# Document passage
In the comparison of different network models, as shown in
Figure 11, YOLOv7-tiny exhibits the highest recognition accuracy, and the dataset size has the least impact on the model’s performance. When the sample size is 500 images, YOLOv7-tiny achieves the highest recognition accuracy. However, when the number of samples per class increases to 1500 images, the recognition accuracy of each model is at its peak. As the sample size decreases, the recognition accuracy of all models gradually decreases. Yet, YOLOv7-tiny shows minimal accuracy loss, indicating that the proposed method maintains high classification accuracy even with fewer samples. This demonstrates that the method can handle situations with limited Lanzhou lily-weed samples.
However, when the dataset is extremely small, convolutional neural networks (CNNs) struggle to classify the data accurately. The experiment highlights the reduced dependence on large datasets by the proposed method.
The YOLOv7-tiny model, implemented for Lanzhou lily-weed detection, addresses issues related to low accuracy in CNN-based models for identifying common weeds in lily fields, as well as the high data requirements. By analyzing the impact of different network models, parameter sizes, dataset sizes, and occlusion conditions on model performance, the experiment validates the effectiveness of the proposed approach.

(Rows drawn from a dataset)
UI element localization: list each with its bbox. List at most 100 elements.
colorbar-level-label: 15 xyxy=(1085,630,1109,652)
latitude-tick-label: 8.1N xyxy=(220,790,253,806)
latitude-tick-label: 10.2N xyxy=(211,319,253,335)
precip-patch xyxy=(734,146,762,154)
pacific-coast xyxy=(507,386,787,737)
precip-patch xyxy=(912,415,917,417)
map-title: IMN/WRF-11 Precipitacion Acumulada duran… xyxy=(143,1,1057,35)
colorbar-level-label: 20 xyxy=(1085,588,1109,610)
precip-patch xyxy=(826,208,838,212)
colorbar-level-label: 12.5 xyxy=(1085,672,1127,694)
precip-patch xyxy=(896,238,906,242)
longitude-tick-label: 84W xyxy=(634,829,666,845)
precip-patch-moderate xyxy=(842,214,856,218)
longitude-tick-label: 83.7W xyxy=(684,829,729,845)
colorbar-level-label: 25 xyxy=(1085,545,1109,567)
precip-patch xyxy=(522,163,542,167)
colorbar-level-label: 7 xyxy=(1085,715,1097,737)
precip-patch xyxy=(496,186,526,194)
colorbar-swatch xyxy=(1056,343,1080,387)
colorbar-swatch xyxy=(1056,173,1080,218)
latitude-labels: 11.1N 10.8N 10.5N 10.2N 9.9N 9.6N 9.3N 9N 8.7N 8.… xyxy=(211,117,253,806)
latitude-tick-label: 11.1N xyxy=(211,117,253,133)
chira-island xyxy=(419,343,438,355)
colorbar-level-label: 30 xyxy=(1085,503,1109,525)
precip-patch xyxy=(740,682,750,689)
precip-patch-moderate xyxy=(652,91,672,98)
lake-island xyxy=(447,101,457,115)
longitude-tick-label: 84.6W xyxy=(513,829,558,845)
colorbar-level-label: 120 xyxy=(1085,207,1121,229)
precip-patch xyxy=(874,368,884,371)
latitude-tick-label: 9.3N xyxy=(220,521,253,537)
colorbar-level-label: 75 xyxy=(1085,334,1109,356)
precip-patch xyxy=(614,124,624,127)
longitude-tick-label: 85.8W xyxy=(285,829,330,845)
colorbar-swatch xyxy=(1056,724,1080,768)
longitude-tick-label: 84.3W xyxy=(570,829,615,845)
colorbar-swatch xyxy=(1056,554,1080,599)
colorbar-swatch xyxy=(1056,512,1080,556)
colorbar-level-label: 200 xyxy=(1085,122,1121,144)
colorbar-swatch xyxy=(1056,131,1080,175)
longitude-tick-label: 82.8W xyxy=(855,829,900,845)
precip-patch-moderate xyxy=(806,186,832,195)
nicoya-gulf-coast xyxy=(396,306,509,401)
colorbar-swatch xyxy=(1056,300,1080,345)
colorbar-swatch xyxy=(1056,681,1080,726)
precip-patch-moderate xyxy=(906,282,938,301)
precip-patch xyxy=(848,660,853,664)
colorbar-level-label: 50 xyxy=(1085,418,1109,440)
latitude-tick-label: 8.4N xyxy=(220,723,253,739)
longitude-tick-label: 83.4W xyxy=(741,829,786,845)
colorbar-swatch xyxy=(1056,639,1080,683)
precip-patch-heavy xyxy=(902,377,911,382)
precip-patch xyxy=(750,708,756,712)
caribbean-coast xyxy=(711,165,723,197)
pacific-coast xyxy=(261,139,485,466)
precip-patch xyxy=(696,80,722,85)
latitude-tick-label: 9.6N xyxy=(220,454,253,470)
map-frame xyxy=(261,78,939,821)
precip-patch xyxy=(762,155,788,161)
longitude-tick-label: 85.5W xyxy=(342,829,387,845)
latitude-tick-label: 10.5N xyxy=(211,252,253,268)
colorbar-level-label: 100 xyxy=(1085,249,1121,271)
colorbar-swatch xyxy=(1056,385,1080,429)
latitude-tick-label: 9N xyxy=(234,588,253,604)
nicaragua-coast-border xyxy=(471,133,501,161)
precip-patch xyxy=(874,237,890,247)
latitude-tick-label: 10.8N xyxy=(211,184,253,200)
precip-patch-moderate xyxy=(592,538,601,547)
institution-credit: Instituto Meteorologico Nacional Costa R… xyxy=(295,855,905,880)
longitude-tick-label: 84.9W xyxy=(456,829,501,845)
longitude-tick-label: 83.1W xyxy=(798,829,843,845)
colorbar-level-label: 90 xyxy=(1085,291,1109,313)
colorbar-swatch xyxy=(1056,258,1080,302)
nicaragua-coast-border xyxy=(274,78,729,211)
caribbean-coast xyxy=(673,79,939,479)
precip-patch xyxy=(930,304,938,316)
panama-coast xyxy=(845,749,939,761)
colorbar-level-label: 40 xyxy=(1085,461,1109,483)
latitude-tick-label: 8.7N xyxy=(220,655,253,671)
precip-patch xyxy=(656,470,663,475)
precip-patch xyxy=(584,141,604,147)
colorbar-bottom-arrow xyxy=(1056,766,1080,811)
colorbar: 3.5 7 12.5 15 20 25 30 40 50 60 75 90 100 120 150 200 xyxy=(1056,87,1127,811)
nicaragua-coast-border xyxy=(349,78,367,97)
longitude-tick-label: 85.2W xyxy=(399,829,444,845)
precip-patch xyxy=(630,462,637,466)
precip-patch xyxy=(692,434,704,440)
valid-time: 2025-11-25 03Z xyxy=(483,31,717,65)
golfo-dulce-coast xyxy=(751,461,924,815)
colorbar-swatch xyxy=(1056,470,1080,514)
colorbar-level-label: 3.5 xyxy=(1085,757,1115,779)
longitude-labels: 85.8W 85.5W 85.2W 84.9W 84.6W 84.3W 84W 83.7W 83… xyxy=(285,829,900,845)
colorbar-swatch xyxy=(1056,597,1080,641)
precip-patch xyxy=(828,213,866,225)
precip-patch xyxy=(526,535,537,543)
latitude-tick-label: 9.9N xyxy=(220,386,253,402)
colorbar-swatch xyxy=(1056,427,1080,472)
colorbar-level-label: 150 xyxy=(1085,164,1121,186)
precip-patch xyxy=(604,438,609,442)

# Task instructions
1. In the lily-weed detection passage, at what number of samples per class does every model reach its peak recognition accuracy?
2. Write down the lily-weed detection passage from "In the comparison" to "Lanzhou lily-weed samples.".
3. Carry the lily-weed detection passage forward from its final sentence.

# Responses for each task
1. 1500 images per class.

2.
In the comparison of different network models, as shown in
Figure 11, YOLOv7-tiny exhibits the highest recognition accuracy, and the dataset size has the least impact on the model’s performance. When the sample size is 500 images, YOLOv7-tiny achieves the highest recognition accuracy. However, when the number of samples per class increases to 1500 images, the recognition accuracy of each model is at its peak. As the sample size decreases, the recognition accuracy of all models gradually decreases. Yet, YOLOv7-tiny shows minimal accuracy loss, indicating that the proposed method maintains high classification accuracy even with fewer samples. This demonstrates that the method can handle situations with limited Lanzhou lily-weed samples.

3.
Figure 12 shows the detection results for the YOLOv7-tiny network model with dynamic pruning and knowledge distillation on the lily-weed dataset. Comparing image (b) with image (a), it is evident that the enhanced model accurately detects weeds and lilies with improved precision. This indicates that even after model compression, the network is capable of learning the similarities within the same category and distinguishing between different categories in a short time, leading to accurate identification of weeds and lilies.
As shown in
Figure 13, the model’s accuracy (P), recall rate (R), and P-R curve were recorded during the training process. From the plot in
Figure 13a, it is evident that the accuracy increases rapidly during the initial training stages. Ultimately, the model achieves an accuracy of 89.2%, a recall rate of 81.5%, and a mAP (mean Average Precision) of 88.4% at an overlap threshold of 0.5. The variations in P, R, mAP, and loss values over iterations align with the experimental expectations. The series of network models proposed in this study, considering both parameter count and accuracy, offer significant advantages for practical applications.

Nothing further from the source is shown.